╭──

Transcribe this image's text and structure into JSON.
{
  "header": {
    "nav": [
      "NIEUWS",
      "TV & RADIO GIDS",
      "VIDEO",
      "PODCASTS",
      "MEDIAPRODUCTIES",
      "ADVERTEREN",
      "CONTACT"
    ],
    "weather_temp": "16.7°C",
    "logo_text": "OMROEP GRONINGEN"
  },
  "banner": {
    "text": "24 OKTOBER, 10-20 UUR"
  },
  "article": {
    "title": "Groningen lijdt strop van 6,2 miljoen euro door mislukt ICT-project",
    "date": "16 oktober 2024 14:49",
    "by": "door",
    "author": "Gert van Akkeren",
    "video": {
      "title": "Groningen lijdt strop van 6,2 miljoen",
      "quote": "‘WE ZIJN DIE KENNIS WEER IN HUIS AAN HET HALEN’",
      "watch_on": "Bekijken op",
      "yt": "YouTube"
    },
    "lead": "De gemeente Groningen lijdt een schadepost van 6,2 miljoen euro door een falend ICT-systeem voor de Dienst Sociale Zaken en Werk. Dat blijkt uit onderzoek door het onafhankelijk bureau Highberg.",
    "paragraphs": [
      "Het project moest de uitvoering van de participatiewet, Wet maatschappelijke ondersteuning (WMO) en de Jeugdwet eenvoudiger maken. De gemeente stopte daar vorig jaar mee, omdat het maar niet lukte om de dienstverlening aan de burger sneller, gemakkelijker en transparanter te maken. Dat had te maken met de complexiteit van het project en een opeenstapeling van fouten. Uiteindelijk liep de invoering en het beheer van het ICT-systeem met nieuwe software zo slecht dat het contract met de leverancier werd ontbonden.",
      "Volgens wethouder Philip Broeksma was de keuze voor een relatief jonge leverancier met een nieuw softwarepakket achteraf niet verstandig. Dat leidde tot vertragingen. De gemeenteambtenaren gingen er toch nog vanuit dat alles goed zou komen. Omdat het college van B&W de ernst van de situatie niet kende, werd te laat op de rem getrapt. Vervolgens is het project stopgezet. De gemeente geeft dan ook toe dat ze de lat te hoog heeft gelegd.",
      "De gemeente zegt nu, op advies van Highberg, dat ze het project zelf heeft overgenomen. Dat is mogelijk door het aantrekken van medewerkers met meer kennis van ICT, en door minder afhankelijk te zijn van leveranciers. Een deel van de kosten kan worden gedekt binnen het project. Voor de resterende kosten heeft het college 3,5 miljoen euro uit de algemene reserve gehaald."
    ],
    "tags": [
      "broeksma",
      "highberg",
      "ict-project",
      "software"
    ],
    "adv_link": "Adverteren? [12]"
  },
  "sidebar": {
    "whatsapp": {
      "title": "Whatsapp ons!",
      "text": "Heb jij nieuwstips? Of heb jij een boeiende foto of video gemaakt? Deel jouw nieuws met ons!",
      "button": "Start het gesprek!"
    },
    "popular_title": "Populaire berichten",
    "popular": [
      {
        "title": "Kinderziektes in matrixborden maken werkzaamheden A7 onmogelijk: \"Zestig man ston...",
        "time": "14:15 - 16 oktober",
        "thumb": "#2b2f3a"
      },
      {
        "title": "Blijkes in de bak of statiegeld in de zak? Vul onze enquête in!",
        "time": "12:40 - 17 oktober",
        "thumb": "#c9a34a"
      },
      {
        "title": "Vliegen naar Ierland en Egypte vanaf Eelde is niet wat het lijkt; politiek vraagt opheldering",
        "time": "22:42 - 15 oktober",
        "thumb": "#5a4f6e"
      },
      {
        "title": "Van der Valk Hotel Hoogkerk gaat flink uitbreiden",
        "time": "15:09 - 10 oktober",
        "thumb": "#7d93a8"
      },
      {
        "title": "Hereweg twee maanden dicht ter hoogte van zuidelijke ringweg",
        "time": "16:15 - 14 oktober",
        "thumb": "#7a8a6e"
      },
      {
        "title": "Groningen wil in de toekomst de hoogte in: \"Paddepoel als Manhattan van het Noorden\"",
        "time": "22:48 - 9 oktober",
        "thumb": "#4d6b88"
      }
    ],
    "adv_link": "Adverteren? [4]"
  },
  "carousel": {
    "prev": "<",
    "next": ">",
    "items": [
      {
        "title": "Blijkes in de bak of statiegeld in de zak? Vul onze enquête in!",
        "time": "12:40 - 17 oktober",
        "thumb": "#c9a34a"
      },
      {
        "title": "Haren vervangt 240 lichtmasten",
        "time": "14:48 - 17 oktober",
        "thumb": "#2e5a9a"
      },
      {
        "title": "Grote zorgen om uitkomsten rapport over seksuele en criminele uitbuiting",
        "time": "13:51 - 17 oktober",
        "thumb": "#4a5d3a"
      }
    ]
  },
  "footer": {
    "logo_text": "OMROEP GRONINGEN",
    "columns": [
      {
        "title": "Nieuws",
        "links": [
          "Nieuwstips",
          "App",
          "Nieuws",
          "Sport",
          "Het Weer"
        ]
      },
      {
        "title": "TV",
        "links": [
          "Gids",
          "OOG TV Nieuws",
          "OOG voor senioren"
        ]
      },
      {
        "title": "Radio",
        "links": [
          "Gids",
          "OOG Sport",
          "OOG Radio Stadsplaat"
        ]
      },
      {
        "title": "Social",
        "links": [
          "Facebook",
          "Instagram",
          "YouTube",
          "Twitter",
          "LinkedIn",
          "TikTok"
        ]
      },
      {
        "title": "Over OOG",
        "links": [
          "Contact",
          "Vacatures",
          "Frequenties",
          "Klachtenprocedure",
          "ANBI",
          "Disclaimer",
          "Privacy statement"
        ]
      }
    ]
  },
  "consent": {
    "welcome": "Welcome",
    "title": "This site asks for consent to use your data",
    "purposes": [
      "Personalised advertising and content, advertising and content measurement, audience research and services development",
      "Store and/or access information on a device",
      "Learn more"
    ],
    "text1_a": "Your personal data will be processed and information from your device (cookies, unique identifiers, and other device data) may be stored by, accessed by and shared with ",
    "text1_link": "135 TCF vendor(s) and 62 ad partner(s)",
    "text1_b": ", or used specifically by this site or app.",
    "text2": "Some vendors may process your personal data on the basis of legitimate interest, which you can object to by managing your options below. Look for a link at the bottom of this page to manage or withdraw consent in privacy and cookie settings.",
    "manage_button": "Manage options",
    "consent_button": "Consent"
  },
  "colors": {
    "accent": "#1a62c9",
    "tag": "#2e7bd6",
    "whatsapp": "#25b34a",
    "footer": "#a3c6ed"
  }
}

╰──

- _What needs to be done_
Would you restate the material word for word, leaving nothing out?

- _Expected output_
Transcribe this image's text and structure into JSON.
{
  "header": {
    "nav": [
      "NIEUWS",
      "TV & RADIO GIDS",
      "VIDEO",
      "PODCASTS",
      "MEDIAPRODUCTIES",
      "ADVERTEREN",
      "CONTACT"
    ],
    "weather_temp": "16.7°C",
    "logo_text": "OMROEP GRONINGEN"
  },
  "banner": {
    "text": "24 OKTOBER, 10-20 UUR"
  },
  "article": {
    "title": "Groningen lijdt strop van 6,2 miljoen euro door mislukt ICT-project",
    "date": "16 oktober 2024 14:49",
    "by": "door",
    "author": "Gert van Akkeren",
    "video": {
      "title": "Groningen lijdt strop van 6,2 miljoen",
      "quote": "‘WE ZIJN DIE KENNIS WEER IN HUIS AAN HET HALEN’",
      "watch_on": "Bekijken op",
      "yt": "YouTube"
    },
    "lead": "De gemeente Groningen lijdt een schadepost van 6,2 miljoen euro door een falend ICT-systeem voor de Dienst Sociale Zaken en Werk. Dat blijkt uit onderzoek door het onafhankelijk bureau Highberg.",
    "paragraphs": [
      "Het project moest de uitvoering van de participatiewet, Wet maatschappelijke ondersteuning (WMO) en de Jeugdwet eenvoudiger maken. De gemeente stopte daar vorig jaar mee, omdat het maar niet lukte om de dienstverlening aan de burger sneller, gemakkelijker en transparanter te maken. Dat had te maken met de complexiteit van het project en een opeenstapeling van fouten. Uiteindelijk liep de invoering en het beheer van het ICT-systeem met nieuwe software zo slecht dat het contract met de leverancier werd ontbonden.",
      "Volgens wethouder Philip Broeksma was de keuze voor een relatief jonge leverancier met een nieuw softwarepakket achteraf niet verstandig. Dat leidde tot vertragingen. De gemeenteambtenaren gingen er toch nog vanuit dat alles goed zou komen. Omdat het college van B&W de ernst van de situatie niet kende, werd te laat op de rem getrapt. Vervolgens is het project stopgezet. De gemeente geeft dan ook toe dat ze de lat te hoog heeft gelegd.",
      "De gemeente zegt nu, op advies van Highberg, dat ze het project zelf heeft overgenomen. Dat is mogelijk door het aantrekken van medewerkers met meer kennis van ICT, en door minder afhankelijk te zijn van leveranciers. Een deel van de kosten kan worden gedekt binnen het project. Voor de resterende kosten heeft het college 3,5 miljoen euro uit de algemene reserve gehaald."
    ],
    "tags": [
      "broeksma",
      "highberg",
      "ict-project",
      "software"
    ],
    "adv_link": "Adverteren? [12]"
  },
  "sidebar": {
    "whatsapp": {
      "title": "Whatsapp ons!",
      "text": "Heb jij nieuwstips? Of heb jij een boeiende foto of video gemaakt? Deel jouw nieuws met ons!",
      "button": "Start het gesprek!"
    },
    "popular_title": "Populaire berichten",
    "popular": [
      {
        "title": "Kinderziektes in matrixborden maken werkzaamheden A7 onmogelijk: \"Zestig man ston...",
        "time": "14:15 - 16 oktober",
        "thumb": "#2b2f3a"
      },
      {
        "title": "Blijkes in de bak of statiegeld in de zak? Vul onze enquête in!",
        "time": "12:40 - 17 oktober",
        "thumb": "#c9a34a"
      },
      {
        "title": "Vliegen naar Ierland en Egypte vanaf Eelde is niet wat het lijkt; politiek vraagt opheldering",
        "time": "22:42 - 15 oktober",
        "thumb": "#5a4f6e"
      },
      {
        "title": "Van der Valk Hotel Hoogkerk gaat flink uitbreiden",
        "time": "15:09 - 10 oktober",
        "thumb": "#7d93a8"
      },
      {
        "title": "Hereweg twee maanden dicht ter hoogte van zuidelijke ringweg",
        "time": "16:15 - 14 oktober",
        "thumb": "#7a8a6e"
      },
      {
        "title": "Groningen wil in de toekomst de hoogte in: \"Paddepoel als Manhattan van het Noorden\"",
        "time": "22:48 - 9 oktober",
        "thumb": "#4d6b88"
      }
    ],
    "adv_link": "Adverteren? [4]"
  },
  "carousel": {
    "prev": "<",
    "next": ">",
    "items": [
      {
        "title": "Blijkes in de bak of statiegeld in de zak? Vul onze enquête in!",
        "time": "12:40 - 17 oktober",
        "thumb": "#c9a34a"
      },
      {
        "title": "Haren vervangt 240 lichtmasten",
        "time": "14:48 - 17 oktober",
        "thumb": "#2e5a9a"
      },
      {
        "title": "Grote zorgen om uitkomsten rapport over seksuele en criminele uitbuiting",
        "time": "13:51 - 17 oktober",
        "thumb": "#4a5d3a"
      }
    ]
  },
  "footer": {
    "logo_text": "OMROEP GRONINGEN",
    "columns": [
      {
        "title": "Nieuws",
        "links": [
          "Nieuwstips",
          "App",
          "Nieuws",
          "Sport",
          "Het Weer"
        ]
      },
      {
        "title": "TV",
        "links": [
          "Gids",
          "OOG TV Nieuws",
          "OOG voor senioren"
        ]
      },
      {
        "title": "Radio",
        "links": [
          "Gids",
          "OOG Sport",
          "OOG Radio Stadsplaat"
        ]
      },
      {
        "title": "Social",
        "links": [
          "Facebook",
          "Instagram",
          "YouTube",
          "Twitter",
          "LinkedIn",
          "TikTok"
        ]
      },
      {
        "title": "Over OOG",
        "links": [
          "Contact",
          "Vacatures",
          "Frequenties",
          "Klachtenprocedure",
          "ANBI",
          "Disclaimer",
          "Privacy statement"
        ]
      }
    ]
  },
  "consent": {
    "welcome": "Welcome",
    "title": "This site asks for consent to use your data",
    "purposes": [
      "Personalised advertising and content, advertising and content measurement, audience research and services development",
      "Store and/or access information on a device",
      "Learn more"
    ],
    "text1_a": "Your personal data will be processed and information from your device (cookies, unique identifiers, and other device data) may be stored by, accessed by and shared with ",
    "text1_link": "135 TCF vendor(s) and 62 ad partner(s)",
    "text1_b": ", or used specifically by this site or app.",
    "text2": "Some vendors may process your personal data on the basis of legitimate interest, which you can object to by managing your options below. Look for a link at the bottom of this page to manage or withdraw consent in privacy and cookie settings.",
    "manage_button": "Manage options",
    "consent_button": "Consent"
  },
  "colors": {
    "accent": "#1a62c9",
    "tag": "#2e7bd6",
    "whatsapp": "#25b34a",
    "footer": "#a3c6ed"
  }
}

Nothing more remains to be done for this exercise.